◆ **Do this**: Change every "illustration" in the listing below to "drawing", keeping all other text as it is.

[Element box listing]
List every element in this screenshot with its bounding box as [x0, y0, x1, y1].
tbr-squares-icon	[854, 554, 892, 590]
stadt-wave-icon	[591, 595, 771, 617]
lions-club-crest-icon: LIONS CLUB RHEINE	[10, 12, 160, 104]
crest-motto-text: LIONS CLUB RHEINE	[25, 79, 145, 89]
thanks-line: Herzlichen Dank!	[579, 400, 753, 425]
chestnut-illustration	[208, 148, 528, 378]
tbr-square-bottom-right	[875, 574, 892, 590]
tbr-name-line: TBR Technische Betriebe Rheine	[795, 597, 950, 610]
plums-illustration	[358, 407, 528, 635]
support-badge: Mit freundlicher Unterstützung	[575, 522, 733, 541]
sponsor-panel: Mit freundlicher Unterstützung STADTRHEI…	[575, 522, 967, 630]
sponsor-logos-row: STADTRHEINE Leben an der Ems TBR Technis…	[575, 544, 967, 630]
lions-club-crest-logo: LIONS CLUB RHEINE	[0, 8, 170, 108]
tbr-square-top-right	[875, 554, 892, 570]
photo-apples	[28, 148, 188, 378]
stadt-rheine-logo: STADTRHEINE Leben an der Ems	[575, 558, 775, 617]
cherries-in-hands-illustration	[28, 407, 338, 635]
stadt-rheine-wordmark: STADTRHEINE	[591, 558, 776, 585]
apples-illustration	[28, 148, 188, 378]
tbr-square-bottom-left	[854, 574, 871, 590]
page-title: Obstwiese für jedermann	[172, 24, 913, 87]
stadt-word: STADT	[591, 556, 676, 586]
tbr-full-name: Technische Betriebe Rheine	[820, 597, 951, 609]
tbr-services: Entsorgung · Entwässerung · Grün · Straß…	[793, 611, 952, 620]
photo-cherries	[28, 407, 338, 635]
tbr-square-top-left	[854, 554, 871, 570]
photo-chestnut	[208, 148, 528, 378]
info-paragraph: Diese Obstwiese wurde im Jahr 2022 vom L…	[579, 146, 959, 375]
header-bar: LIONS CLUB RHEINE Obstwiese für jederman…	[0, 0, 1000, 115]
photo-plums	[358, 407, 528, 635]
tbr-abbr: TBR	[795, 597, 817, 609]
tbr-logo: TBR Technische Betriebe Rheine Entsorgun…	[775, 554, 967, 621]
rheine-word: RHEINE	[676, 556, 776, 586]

◆ **Output**:
List every element in this screenshot with its bounding box as [x0, y0, x1, y1].
tbr-squares-icon	[854, 554, 892, 590]
stadt-wave-icon	[591, 595, 771, 617]
lions-club-crest-icon: LIONS CLUB RHEINE	[10, 12, 160, 104]
crest-motto-text: LIONS CLUB RHEINE	[25, 79, 145, 89]
thanks-line: Herzlichen Dank!	[579, 400, 753, 425]
chestnut-drawing	[208, 148, 528, 378]
tbr-square-bottom-right	[875, 574, 892, 590]
tbr-name-line: TBR Technische Betriebe Rheine	[795, 597, 950, 610]
plums-drawing	[358, 407, 528, 635]
support-badge: Mit freundlicher Unterstützung	[575, 522, 733, 541]
sponsor-panel: Mit freundlicher Unterstützung STADTRHEI…	[575, 522, 967, 630]
sponsor-logos-row: STADTRHEINE Leben an der Ems TBR Technis…	[575, 544, 967, 630]
lions-club-crest-logo: LIONS CLUB RHEINE	[0, 8, 170, 108]
tbr-square-top-right	[875, 554, 892, 570]
photo-apples	[28, 148, 188, 378]
stadt-rheine-logo: STADTRHEINE Leben an der Ems	[575, 558, 775, 617]
cherries-in-hands-drawing	[28, 407, 338, 635]
stadt-rheine-wordmark: STADTRHEINE	[591, 558, 776, 585]
apples-drawing	[28, 148, 188, 378]
tbr-square-bottom-left	[854, 574, 871, 590]
page-title: Obstwiese für jedermann	[172, 24, 913, 87]
stadt-word: STADT	[591, 556, 676, 586]
tbr-full-name: Technische Betriebe Rheine	[820, 597, 951, 609]
tbr-services: Entsorgung · Entwässerung · Grün · Straß…	[793, 611, 952, 620]
photo-cherries	[28, 407, 338, 635]
tbr-square-top-left	[854, 554, 871, 570]
photo-chestnut	[208, 148, 528, 378]
info-paragraph: Diese Obstwiese wurde im Jahr 2022 vom L…	[579, 146, 959, 375]
header-bar: LIONS CLUB RHEINE Obstwiese für jederman…	[0, 0, 1000, 115]
photo-plums	[358, 407, 528, 635]
tbr-abbr: TBR	[795, 597, 817, 609]
tbr-logo: TBR Technische Betriebe Rheine Entsorgun…	[775, 554, 967, 621]
rheine-word: RHEINE	[676, 556, 776, 586]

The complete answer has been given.